- [WHAT YOU SHOULD DO]:
Every line holding the string "screenshot" should be gathered.

——————

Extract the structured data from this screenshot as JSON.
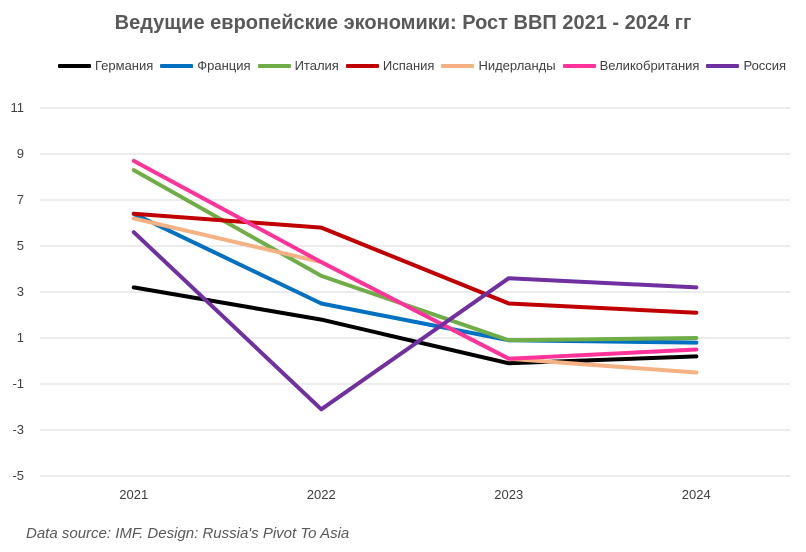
{
  "chart_data": {
    "type": "line",
    "title": "Ведущие европейские экономики: Рост ВВП 2021 - 2024 гг",
    "xlabel": "",
    "ylabel": "",
    "categories": [
      "2021",
      "2022",
      "2023",
      "2024"
    ],
    "ylim": [
      -5,
      11
    ],
    "yticks": [
      11,
      9,
      7,
      5,
      3,
      1,
      -1,
      -3,
      -5
    ],
    "grid": true,
    "legend_position": "top",
    "series": [
      {
        "name": "Германия",
        "color": "#000000",
        "values": [
          3.2,
          1.8,
          -0.1,
          0.2
        ]
      },
      {
        "name": "Франция",
        "color": "#0070C0",
        "values": [
          6.4,
          2.5,
          0.9,
          0.8
        ]
      },
      {
        "name": "Италия",
        "color": "#70AD47",
        "values": [
          8.3,
          3.7,
          0.9,
          1.0
        ]
      },
      {
        "name": "Испания",
        "color": "#C00000",
        "values": [
          6.4,
          5.8,
          2.5,
          2.1
        ]
      },
      {
        "name": "Нидерланды",
        "color": "#F4B183",
        "values": [
          6.2,
          4.3,
          0.1,
          -0.5
        ]
      },
      {
        "name": "Великобритания",
        "color": "#FF3399",
        "values": [
          8.7,
          4.3,
          0.1,
          0.5
        ]
      },
      {
        "name": "Россия",
        "color": "#7030A0",
        "values": [
          5.6,
          -2.1,
          3.6,
          3.2
        ]
      }
    ]
  },
  "footer": {
    "source": "Data source: IMF.  Design: Russia's Pivot To Asia"
  }
}
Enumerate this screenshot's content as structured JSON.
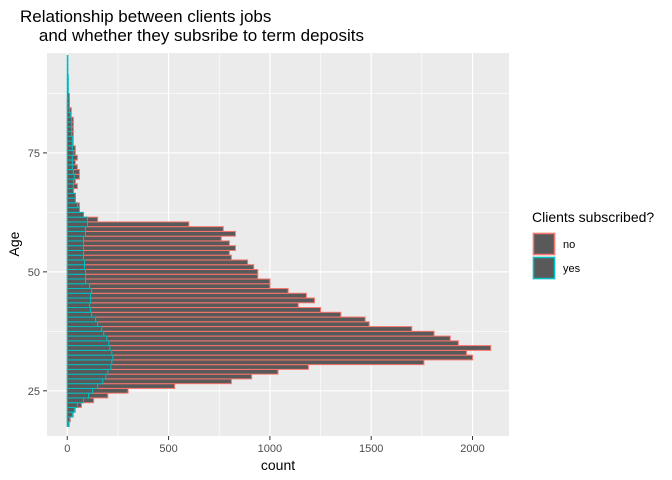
{
  "chart_data": {
    "type": "bar",
    "orientation": "horizontal",
    "title": "Relationship between clients jobs\n    and whether they subsribe to term deposits",
    "xlabel": "count",
    "ylabel": "Age",
    "xlim": [
      -100,
      2180
    ],
    "ylim": [
      15.5,
      96
    ],
    "xticks": [
      0,
      500,
      1000,
      1500,
      2000
    ],
    "yticks": [
      25,
      50,
      75
    ],
    "grid": true,
    "legend": {
      "title": "Clients subscribed?",
      "position": "right"
    },
    "bin_width": 1,
    "series": [
      {
        "name": "no",
        "color": "#F8766D",
        "fill": "#595959",
        "ages": [
          18,
          19,
          20,
          21,
          22,
          23,
          24,
          25,
          26,
          27,
          28,
          29,
          30,
          31,
          32,
          33,
          34,
          35,
          36,
          37,
          38,
          39,
          40,
          41,
          42,
          43,
          44,
          45,
          46,
          47,
          48,
          49,
          50,
          51,
          52,
          53,
          54,
          55,
          56,
          57,
          58,
          59,
          60,
          61,
          62,
          63,
          64,
          65,
          66,
          67,
          68,
          69,
          70,
          71,
          72,
          73,
          74,
          75,
          76,
          77,
          78,
          79,
          80,
          81,
          82,
          83,
          84,
          85,
          86
        ],
        "values": [
          10,
          15,
          30,
          40,
          70,
          130,
          200,
          300,
          530,
          810,
          910,
          1040,
          1190,
          1760,
          2000,
          1970,
          2090,
          1930,
          1890,
          1810,
          1700,
          1490,
          1470,
          1350,
          1250,
          1140,
          1220,
          1180,
          1090,
          1000,
          1000,
          940,
          940,
          920,
          890,
          810,
          800,
          830,
          800,
          760,
          830,
          770,
          600,
          150,
          60,
          50,
          60,
          40,
          40,
          30,
          50,
          40,
          60,
          60,
          50,
          40,
          50,
          40,
          40,
          30,
          30,
          30,
          30,
          30,
          30,
          20,
          20,
          10,
          10
        ]
      },
      {
        "name": "yes",
        "color": "#00BFC4",
        "fill": "#595959",
        "ages": [
          18,
          19,
          20,
          21,
          22,
          23,
          24,
          25,
          26,
          27,
          28,
          29,
          30,
          31,
          32,
          33,
          34,
          35,
          36,
          37,
          38,
          39,
          40,
          41,
          42,
          43,
          44,
          45,
          46,
          47,
          48,
          49,
          50,
          51,
          52,
          53,
          54,
          55,
          56,
          57,
          58,
          59,
          60,
          61,
          62,
          63,
          64,
          65,
          66,
          67,
          68,
          69,
          70,
          71,
          72,
          73,
          74,
          75,
          76,
          77,
          78,
          79,
          80,
          81,
          82,
          83,
          84,
          85,
          86,
          87,
          88,
          89,
          90,
          91,
          92,
          93,
          94,
          95
        ],
        "values": [
          7,
          12,
          25,
          35,
          50,
          80,
          105,
          125,
          150,
          175,
          190,
          200,
          215,
          220,
          225,
          220,
          210,
          205,
          195,
          180,
          170,
          150,
          140,
          120,
          115,
          110,
          115,
          115,
          120,
          110,
          90,
          90,
          90,
          85,
          85,
          80,
          80,
          80,
          80,
          80,
          90,
          90,
          100,
          100,
          80,
          60,
          50,
          40,
          40,
          30,
          30,
          30,
          35,
          30,
          25,
          25,
          25,
          30,
          25,
          25,
          25,
          20,
          20,
          20,
          20,
          15,
          10,
          10,
          10,
          10,
          5,
          5,
          5,
          5,
          3,
          3,
          3,
          3
        ]
      }
    ]
  }
}
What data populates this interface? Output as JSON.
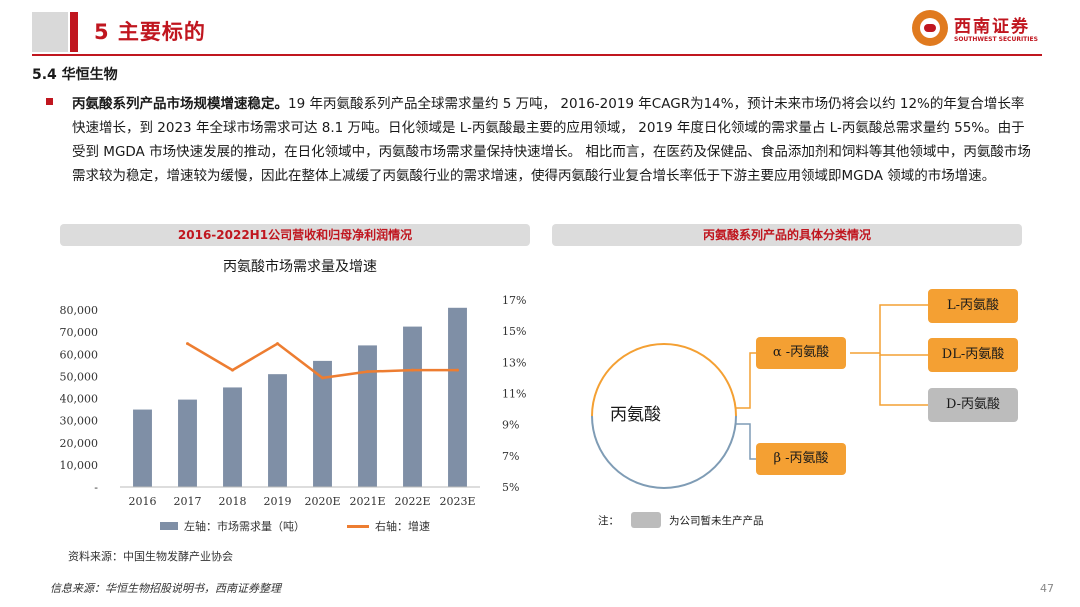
{
  "header": {
    "title": "5 主要标的",
    "logo_cn": "西南证券",
    "logo_en": "SOUTHWEST SECURITIES"
  },
  "section": "5.4 华恒生物",
  "paragraph": {
    "lead": "丙氨酸系列产品市场规模增速稳定。",
    "body": "19 年丙氨酸系列产品全球需求量约 5 万吨， 2016-2019 年CAGR为14%，预计未来市场仍将会以约 12%的年复合增长率快速增长，到 2023 年全球市场需求可达 8.1 万吨。日化领域是 L-丙氨酸最主要的应用领域， 2019 年度日化领域的需求量占 L-丙氨酸总需求量约 55%。由于受到 MGDA 市场快速发展的推动，在日化领域中，丙氨酸市场需求量保持快速增长。 相比而言，在医药及保健品、食品添加剂和饲料等其他领域中，丙氨酸市场需求较为稳定，增速较为缓慢，因此在整体上减缓了丙氨酸行业的需求增速，使得丙氨酸行业复合增长率低于下游主要应用领域即MGDA 领域的市场增速。"
  },
  "panel_left_title": "2016-2022H1公司营收和归母净利润情况",
  "panel_right_title": "丙氨酸系列产品的具体分类情况",
  "chart_data": {
    "type": "bar",
    "title": "丙氨酸市场需求量及增速",
    "categories": [
      "2016",
      "2017",
      "2018",
      "2019",
      "2020E",
      "2021E",
      "2022E",
      "2023E"
    ],
    "series": [
      {
        "name": "左轴：市场需求量（吨）",
        "type": "bar",
        "axis": "left",
        "values": [
          35000,
          39500,
          45000,
          51000,
          57000,
          64000,
          72500,
          81000
        ]
      },
      {
        "name": "右轴：增速",
        "type": "line",
        "axis": "right",
        "values": [
          null,
          14.2,
          12.5,
          14.2,
          12.0,
          12.4,
          12.5,
          12.5
        ]
      }
    ],
    "left_axis": {
      "ylim": [
        0,
        80000
      ],
      "ticks": [
        "-",
        "10,000",
        "20,000",
        "30,000",
        "40,000",
        "50,000",
        "60,000",
        "70,000",
        "80,000"
      ]
    },
    "right_axis": {
      "ylim": [
        5,
        17
      ],
      "ticks": [
        "5%",
        "7%",
        "9%",
        "11%",
        "13%",
        "15%",
        "17%"
      ]
    },
    "bar_color": "#7f8fa6",
    "line_color": "#ed7d31",
    "legend_placement": "bottom"
  },
  "chart_source": "资料来源：中国生物发酵产业协会",
  "diagram": {
    "root": "丙氨酸",
    "alpha": "α -丙氨酸",
    "beta": "β -丙氨酸",
    "l": "L-丙氨酸",
    "dl": "DL-丙氨酸",
    "d": "D-丙氨酸",
    "note_prefix": "注：",
    "note_text": "为公司暂未生产产品",
    "orange": "#f4a033",
    "gray": "#bcbcbc",
    "line_color": "#7f9cb5"
  },
  "footer": "信息来源：华恒生物招股说明书，西南证券整理",
  "page_number": "47"
}
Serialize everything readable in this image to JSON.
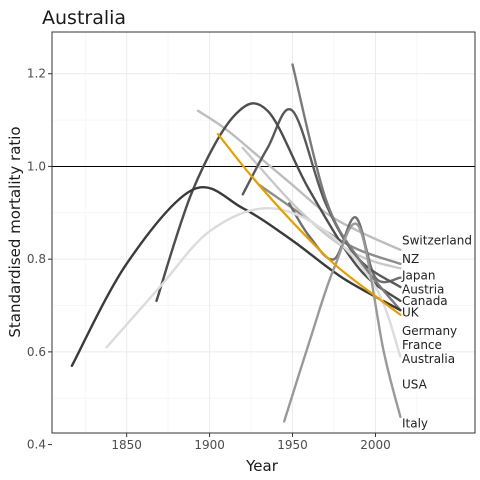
{
  "chart_data": {
    "type": "line",
    "title": "Australia",
    "xlabel": "Year",
    "ylabel": "Standardised mortality ratio",
    "xlim": [
      1805,
      2060
    ],
    "ylim": [
      0.425,
      1.29
    ],
    "x_ticks": [
      1850,
      1900,
      1950,
      2000
    ],
    "y_ticks": [
      0.4,
      0.6,
      0.8,
      1.0,
      1.2
    ],
    "y_tick_labels": [
      "0.4",
      "0.6",
      "0.8",
      "1.0",
      "1.2"
    ],
    "reference_line": 1.0,
    "grid": true,
    "highlight_color": "#E69F00",
    "series": [
      {
        "name": "Switzerland",
        "color": "#bdbdbd",
        "x": [
          1893,
          1910,
          1930,
          1950,
          1970,
          1990,
          2015
        ],
        "y": [
          1.12,
          1.08,
          1.02,
          0.96,
          0.9,
          0.86,
          0.82
        ]
      },
      {
        "name": "NZ",
        "color": "#8c8c8c",
        "x": [
          1930,
          1950,
          1970,
          1990,
          2015
        ],
        "y": [
          0.96,
          0.91,
          0.86,
          0.82,
          0.79
        ]
      },
      {
        "name": "Japan",
        "color": "#c9c9c9",
        "x": [
          1920,
          1950,
          1975,
          1995,
          2015
        ],
        "y": [
          1.04,
          0.92,
          0.84,
          0.8,
          0.78
        ]
      },
      {
        "name": "Austria",
        "color": "#6e6e6e",
        "x": [
          1948,
          1960,
          1975,
          1988,
          2000,
          2015
        ],
        "y": [
          0.92,
          0.85,
          0.8,
          0.89,
          0.76,
          0.76
        ]
      },
      {
        "name": "Canada",
        "color": "#595959",
        "x": [
          1920,
          1935,
          1950,
          1970,
          1990,
          2015
        ],
        "y": [
          0.94,
          1.04,
          1.12,
          0.92,
          0.8,
          0.74
        ]
      },
      {
        "name": "UK",
        "color": "#4d4d4d",
        "x": [
          1868,
          1890,
          1915,
          1935,
          1960,
          1990,
          2015
        ],
        "y": [
          0.71,
          0.95,
          1.11,
          1.12,
          0.95,
          0.78,
          0.71
        ]
      },
      {
        "name": "Germany",
        "color": "#7a7a7a",
        "x": [
          1950,
          1970,
          1990,
          2015
        ],
        "y": [
          1.22,
          0.93,
          0.8,
          0.69
        ]
      },
      {
        "name": "France",
        "color": "#3a3a3a",
        "x": [
          1817,
          1850,
          1890,
          1920,
          1950,
          1980,
          2015
        ],
        "y": [
          0.57,
          0.79,
          0.95,
          0.91,
          0.84,
          0.76,
          0.69
        ]
      },
      {
        "name": "Australia",
        "color": "#E69F00",
        "x": [
          1905,
          1925,
          1950,
          1975,
          2000,
          2015
        ],
        "y": [
          1.07,
          0.98,
          0.88,
          0.79,
          0.72,
          0.68
        ]
      },
      {
        "name": "USA",
        "color": "#dcdcdc",
        "x": [
          1838,
          1870,
          1900,
          1935,
          1970,
          2000,
          2015
        ],
        "y": [
          0.61,
          0.74,
          0.86,
          0.91,
          0.86,
          0.74,
          0.59
        ]
      },
      {
        "name": "Italy",
        "color": "#999999",
        "x": [
          1945,
          1960,
          1975,
          1990,
          2005,
          2015
        ],
        "y": [
          0.45,
          0.62,
          0.78,
          0.87,
          0.6,
          0.46
        ]
      }
    ],
    "labels": [
      {
        "text": "Switzerland",
        "value": 0.84
      },
      {
        "text": "NZ",
        "value": 0.8
      },
      {
        "text": "Japan",
        "value": 0.765
      },
      {
        "text": "Austria",
        "value": 0.735
      },
      {
        "text": "Canada",
        "value": 0.71
      },
      {
        "text": "UK",
        "value": 0.685
      },
      {
        "text": "Germany",
        "value": 0.645
      },
      {
        "text": "France",
        "value": 0.615
      },
      {
        "text": "Australia",
        "value": 0.585
      },
      {
        "text": "USA",
        "value": 0.53
      },
      {
        "text": "Italy",
        "value": 0.445
      }
    ],
    "label_x": 2016
  }
}
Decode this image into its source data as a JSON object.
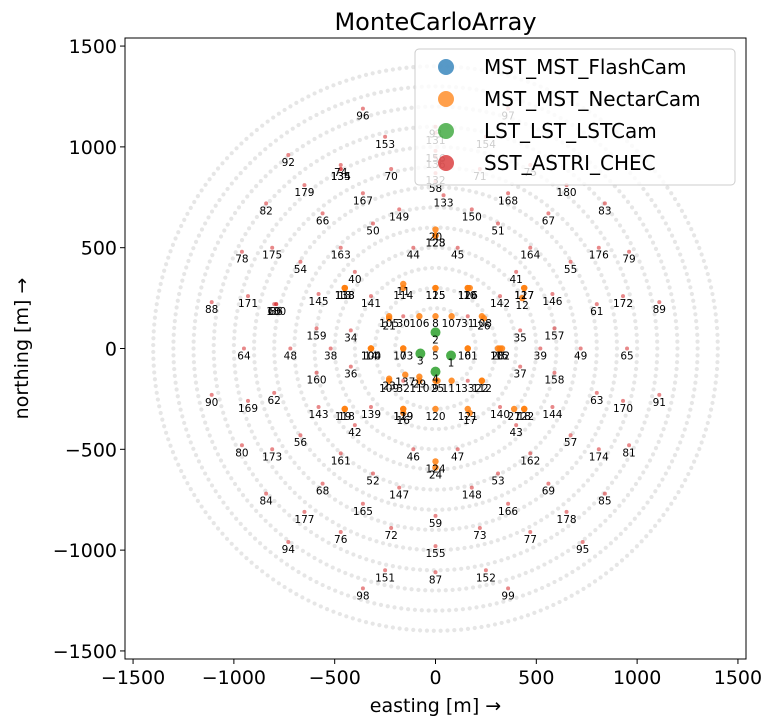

——————

- [WRITTEN ANSWER]:
Extract the structured data from this screenshot as JSON.
Enumerate this screenshot's content as structured JSON.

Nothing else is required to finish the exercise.